**DATASET ENTRIES:**
* START *

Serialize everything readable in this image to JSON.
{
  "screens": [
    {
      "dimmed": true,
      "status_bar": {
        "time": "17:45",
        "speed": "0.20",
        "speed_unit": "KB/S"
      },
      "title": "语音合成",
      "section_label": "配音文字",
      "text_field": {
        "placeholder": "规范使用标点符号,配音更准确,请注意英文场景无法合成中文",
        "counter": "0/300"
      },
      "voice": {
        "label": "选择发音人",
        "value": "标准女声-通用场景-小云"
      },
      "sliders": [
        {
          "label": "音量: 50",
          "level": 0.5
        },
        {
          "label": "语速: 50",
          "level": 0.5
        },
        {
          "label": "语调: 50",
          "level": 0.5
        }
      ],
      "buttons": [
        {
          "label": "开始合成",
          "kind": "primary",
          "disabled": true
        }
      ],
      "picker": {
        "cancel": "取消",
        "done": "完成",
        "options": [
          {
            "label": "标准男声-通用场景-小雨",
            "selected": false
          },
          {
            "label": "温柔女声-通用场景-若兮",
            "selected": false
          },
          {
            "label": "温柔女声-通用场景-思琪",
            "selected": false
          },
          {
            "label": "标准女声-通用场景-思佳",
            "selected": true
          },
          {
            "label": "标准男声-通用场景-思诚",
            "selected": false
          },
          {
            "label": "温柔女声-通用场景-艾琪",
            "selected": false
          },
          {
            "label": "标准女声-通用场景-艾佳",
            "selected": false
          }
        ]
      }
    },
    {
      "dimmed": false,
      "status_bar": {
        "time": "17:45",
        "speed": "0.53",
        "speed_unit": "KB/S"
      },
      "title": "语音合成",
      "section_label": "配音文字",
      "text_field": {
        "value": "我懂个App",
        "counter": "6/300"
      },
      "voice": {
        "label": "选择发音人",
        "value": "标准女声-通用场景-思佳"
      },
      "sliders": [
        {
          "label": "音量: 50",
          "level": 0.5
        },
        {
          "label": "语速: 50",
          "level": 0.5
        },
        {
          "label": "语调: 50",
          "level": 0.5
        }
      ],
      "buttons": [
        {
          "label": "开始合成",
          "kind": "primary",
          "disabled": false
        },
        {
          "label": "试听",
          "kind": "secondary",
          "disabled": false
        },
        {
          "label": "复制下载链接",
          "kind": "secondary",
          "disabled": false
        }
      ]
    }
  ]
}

* END *
* START *

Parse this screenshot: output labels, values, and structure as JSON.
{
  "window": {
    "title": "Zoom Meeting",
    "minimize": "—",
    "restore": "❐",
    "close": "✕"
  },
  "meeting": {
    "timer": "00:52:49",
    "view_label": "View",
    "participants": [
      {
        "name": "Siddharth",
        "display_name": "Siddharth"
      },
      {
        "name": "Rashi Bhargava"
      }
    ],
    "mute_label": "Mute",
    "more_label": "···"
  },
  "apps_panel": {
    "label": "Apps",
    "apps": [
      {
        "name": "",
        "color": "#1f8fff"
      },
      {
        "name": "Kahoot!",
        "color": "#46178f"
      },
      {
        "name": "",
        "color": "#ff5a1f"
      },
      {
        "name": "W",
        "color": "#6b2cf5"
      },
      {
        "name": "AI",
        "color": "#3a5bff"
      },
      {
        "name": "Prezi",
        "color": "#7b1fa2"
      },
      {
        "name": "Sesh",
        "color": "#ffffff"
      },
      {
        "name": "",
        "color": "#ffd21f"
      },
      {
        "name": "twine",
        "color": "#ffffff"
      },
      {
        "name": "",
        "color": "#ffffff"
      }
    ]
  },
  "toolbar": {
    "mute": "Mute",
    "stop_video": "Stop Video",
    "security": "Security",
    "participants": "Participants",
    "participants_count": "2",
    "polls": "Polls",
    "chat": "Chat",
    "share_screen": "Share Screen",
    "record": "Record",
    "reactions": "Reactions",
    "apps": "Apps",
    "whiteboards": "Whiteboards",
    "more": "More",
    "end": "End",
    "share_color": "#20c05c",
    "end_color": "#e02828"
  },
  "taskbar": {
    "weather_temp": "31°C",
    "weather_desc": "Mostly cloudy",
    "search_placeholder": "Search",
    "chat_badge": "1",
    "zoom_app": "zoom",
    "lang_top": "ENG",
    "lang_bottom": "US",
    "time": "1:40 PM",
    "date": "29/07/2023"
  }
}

* END *

**WHAT TO DO:** From the entries above, pull out each line that includes "true".

**ANSWER TO THE PROBLEM:**
      "dimmed": true,
          "disabled": true
            "selected": true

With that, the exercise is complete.